# EXERCISE:
Transcribe the records below word for word, beginning with the first line and ending with the line that contains "x-axis-label: Timestep [299, 457, 355, 471]".

── DATA IN THIS EXERCISE ──

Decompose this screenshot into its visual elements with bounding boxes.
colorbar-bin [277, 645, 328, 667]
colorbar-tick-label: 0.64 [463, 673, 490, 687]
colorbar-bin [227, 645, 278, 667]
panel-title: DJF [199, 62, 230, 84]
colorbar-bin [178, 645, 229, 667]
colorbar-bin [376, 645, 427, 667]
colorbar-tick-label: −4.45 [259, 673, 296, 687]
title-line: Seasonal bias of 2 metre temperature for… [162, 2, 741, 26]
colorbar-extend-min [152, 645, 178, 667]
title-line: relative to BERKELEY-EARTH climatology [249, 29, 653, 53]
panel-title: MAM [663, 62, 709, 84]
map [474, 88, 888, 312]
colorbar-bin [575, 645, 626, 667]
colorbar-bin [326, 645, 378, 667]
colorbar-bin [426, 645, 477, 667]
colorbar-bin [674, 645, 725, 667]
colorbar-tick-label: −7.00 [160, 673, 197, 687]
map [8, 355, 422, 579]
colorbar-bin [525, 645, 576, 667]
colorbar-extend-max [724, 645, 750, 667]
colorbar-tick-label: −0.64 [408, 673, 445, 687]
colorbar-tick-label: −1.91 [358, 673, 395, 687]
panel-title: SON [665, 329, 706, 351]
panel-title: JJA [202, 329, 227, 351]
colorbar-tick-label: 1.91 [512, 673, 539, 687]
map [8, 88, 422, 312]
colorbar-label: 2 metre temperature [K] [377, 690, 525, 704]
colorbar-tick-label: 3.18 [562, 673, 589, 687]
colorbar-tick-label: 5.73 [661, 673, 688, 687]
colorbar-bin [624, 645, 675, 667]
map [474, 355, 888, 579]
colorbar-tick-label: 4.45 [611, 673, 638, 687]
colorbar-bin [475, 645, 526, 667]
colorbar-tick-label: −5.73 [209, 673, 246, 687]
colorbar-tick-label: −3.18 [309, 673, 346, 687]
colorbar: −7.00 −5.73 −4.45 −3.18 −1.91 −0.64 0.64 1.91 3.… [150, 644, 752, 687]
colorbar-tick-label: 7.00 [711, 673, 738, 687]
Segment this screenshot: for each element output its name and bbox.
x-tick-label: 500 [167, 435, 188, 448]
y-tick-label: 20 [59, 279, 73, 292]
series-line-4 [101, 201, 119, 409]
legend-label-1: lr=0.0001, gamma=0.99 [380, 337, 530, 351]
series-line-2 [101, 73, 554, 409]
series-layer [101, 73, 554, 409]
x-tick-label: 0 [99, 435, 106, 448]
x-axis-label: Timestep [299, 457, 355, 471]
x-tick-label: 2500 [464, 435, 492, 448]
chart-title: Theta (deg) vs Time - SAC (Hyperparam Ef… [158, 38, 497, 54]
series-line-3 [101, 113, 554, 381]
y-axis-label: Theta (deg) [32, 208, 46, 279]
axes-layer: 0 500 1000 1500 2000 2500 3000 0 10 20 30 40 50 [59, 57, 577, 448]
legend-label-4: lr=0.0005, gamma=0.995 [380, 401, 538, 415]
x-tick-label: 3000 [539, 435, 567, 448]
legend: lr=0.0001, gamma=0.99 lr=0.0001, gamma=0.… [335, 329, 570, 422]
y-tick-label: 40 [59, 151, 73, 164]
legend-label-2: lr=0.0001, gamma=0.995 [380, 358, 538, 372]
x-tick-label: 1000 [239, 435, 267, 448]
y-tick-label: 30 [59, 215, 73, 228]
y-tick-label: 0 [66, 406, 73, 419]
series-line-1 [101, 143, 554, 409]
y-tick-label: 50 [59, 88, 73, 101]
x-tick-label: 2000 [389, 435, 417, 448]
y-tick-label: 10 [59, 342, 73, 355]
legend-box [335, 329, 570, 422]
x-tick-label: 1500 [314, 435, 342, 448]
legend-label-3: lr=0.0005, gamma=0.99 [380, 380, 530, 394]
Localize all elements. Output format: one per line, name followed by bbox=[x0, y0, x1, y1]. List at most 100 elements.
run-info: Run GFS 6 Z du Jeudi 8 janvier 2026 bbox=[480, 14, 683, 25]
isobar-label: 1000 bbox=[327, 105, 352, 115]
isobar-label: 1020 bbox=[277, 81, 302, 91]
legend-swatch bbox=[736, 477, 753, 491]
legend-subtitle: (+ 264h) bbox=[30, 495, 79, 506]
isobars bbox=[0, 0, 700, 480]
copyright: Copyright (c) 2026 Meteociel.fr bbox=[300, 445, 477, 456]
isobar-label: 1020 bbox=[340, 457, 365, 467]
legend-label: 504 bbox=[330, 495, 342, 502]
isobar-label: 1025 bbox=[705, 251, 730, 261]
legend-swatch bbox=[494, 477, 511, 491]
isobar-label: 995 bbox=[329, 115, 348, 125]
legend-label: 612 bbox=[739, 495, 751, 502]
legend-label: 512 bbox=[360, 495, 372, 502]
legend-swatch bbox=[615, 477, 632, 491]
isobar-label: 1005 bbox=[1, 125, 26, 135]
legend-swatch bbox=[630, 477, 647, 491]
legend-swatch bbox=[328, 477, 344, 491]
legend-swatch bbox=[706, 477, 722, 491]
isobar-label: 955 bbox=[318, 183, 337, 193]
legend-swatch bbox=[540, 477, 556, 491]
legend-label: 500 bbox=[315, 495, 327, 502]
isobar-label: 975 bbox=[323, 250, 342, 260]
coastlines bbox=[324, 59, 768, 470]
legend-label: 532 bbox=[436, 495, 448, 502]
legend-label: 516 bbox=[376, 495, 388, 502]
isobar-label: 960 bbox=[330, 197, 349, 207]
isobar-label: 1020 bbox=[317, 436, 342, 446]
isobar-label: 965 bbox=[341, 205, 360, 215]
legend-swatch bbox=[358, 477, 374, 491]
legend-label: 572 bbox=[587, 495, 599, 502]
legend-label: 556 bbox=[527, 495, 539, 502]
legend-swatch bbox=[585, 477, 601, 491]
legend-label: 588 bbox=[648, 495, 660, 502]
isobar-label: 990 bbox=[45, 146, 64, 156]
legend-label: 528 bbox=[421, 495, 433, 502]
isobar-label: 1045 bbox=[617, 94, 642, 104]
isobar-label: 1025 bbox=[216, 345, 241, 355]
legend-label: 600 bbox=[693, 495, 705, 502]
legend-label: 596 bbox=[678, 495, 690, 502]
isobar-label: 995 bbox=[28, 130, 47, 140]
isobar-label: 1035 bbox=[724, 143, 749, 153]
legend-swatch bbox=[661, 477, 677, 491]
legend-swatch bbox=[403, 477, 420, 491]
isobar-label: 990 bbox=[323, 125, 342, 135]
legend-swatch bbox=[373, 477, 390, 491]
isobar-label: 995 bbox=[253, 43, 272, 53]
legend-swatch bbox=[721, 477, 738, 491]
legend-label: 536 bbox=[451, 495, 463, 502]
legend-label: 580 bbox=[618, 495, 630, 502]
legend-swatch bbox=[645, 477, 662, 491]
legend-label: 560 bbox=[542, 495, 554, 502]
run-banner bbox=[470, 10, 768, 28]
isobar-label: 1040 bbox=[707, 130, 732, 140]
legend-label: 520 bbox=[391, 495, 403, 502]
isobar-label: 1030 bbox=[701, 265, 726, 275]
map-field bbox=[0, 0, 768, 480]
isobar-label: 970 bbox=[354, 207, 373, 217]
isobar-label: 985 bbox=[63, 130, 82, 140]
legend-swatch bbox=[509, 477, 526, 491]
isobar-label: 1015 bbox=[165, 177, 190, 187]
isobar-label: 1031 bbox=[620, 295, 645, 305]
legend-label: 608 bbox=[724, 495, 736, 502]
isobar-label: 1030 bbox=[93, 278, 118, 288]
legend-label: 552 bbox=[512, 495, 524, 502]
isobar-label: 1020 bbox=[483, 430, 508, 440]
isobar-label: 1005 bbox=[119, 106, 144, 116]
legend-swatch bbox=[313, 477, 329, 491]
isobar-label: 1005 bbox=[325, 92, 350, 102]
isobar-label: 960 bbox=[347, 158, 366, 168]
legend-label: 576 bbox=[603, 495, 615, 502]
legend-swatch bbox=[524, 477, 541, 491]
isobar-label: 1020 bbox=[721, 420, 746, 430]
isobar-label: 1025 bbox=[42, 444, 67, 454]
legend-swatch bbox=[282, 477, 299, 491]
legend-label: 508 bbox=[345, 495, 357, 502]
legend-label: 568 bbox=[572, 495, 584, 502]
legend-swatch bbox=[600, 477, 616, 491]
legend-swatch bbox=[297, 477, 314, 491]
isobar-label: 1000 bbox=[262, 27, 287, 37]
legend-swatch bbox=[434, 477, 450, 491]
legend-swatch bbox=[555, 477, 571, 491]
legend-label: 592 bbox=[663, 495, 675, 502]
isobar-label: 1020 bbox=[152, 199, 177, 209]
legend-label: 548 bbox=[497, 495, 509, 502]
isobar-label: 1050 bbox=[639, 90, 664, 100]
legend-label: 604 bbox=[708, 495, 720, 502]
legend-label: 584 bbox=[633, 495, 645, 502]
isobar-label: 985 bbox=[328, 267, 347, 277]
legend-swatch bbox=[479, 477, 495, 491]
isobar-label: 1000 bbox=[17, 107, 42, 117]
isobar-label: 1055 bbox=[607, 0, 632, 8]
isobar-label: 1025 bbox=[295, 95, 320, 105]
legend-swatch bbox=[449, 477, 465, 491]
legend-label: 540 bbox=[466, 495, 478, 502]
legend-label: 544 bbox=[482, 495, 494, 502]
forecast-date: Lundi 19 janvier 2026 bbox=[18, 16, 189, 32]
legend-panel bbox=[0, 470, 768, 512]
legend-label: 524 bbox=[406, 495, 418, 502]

───

# WRITTEN ANSWER:
Decompose this screenshot into its visual elements with bounding boxes.
colorbar-bin [277, 645, 328, 667]
colorbar-tick-label: 0.64 [463, 673, 490, 687]
colorbar-bin [227, 645, 278, 667]
panel-title: DJF [199, 62, 230, 84]
colorbar-bin [178, 645, 229, 667]
colorbar-bin [376, 645, 427, 667]
colorbar-tick-label: −4.45 [259, 673, 296, 687]
title-line: Seasonal bias of 2 metre temperature for… [162, 2, 741, 26]
colorbar-extend-min [152, 645, 178, 667]
title-line: relative to BERKELEY-EARTH climatology [249, 29, 653, 53]
panel-title: MAM [663, 62, 709, 84]
map [474, 88, 888, 312]
colorbar-bin [575, 645, 626, 667]
colorbar-bin [326, 645, 378, 667]
colorbar-bin [426, 645, 477, 667]
colorbar-bin [674, 645, 725, 667]
colorbar-tick-label: −7.00 [160, 673, 197, 687]
map [8, 355, 422, 579]
colorbar-bin [525, 645, 576, 667]
colorbar-extend-max [724, 645, 750, 667]
colorbar-tick-label: −0.64 [408, 673, 445, 687]
colorbar-tick-label: −1.91 [358, 673, 395, 687]
panel-title: SON [665, 329, 706, 351]
panel-title: JJA [202, 329, 227, 351]
colorbar-tick-label: 1.91 [512, 673, 539, 687]
map [8, 88, 422, 312]
colorbar-label: 2 metre temperature [K] [377, 690, 525, 704]
colorbar-tick-label: 3.18 [562, 673, 589, 687]
colorbar-tick-label: 5.73 [661, 673, 688, 687]
colorbar-bin [624, 645, 675, 667]
map [474, 355, 888, 579]
colorbar-tick-label: 4.45 [611, 673, 638, 687]
colorbar-bin [475, 645, 526, 667]
colorbar-tick-label: −5.73 [209, 673, 246, 687]
colorbar-tick-label: −3.18 [309, 673, 346, 687]
colorbar: −7.00 −5.73 −4.45 −3.18 −1.91 −0.64 0.64 1.91 3.… [150, 644, 752, 687]
colorbar-tick-label: 7.00 [711, 673, 738, 687]
Segment this screenshot: for each element output its name and bbox.
x-tick-label: 500 [167, 435, 188, 448]
y-tick-label: 20 [59, 279, 73, 292]
series-line-4 [101, 201, 119, 409]
legend-label-1: lr=0.0001, gamma=0.99 [380, 337, 530, 351]
series-line-2 [101, 73, 554, 409]
series-layer [101, 73, 554, 409]
x-tick-label: 0 [99, 435, 106, 448]
x-axis-label: Timestep [299, 457, 355, 471]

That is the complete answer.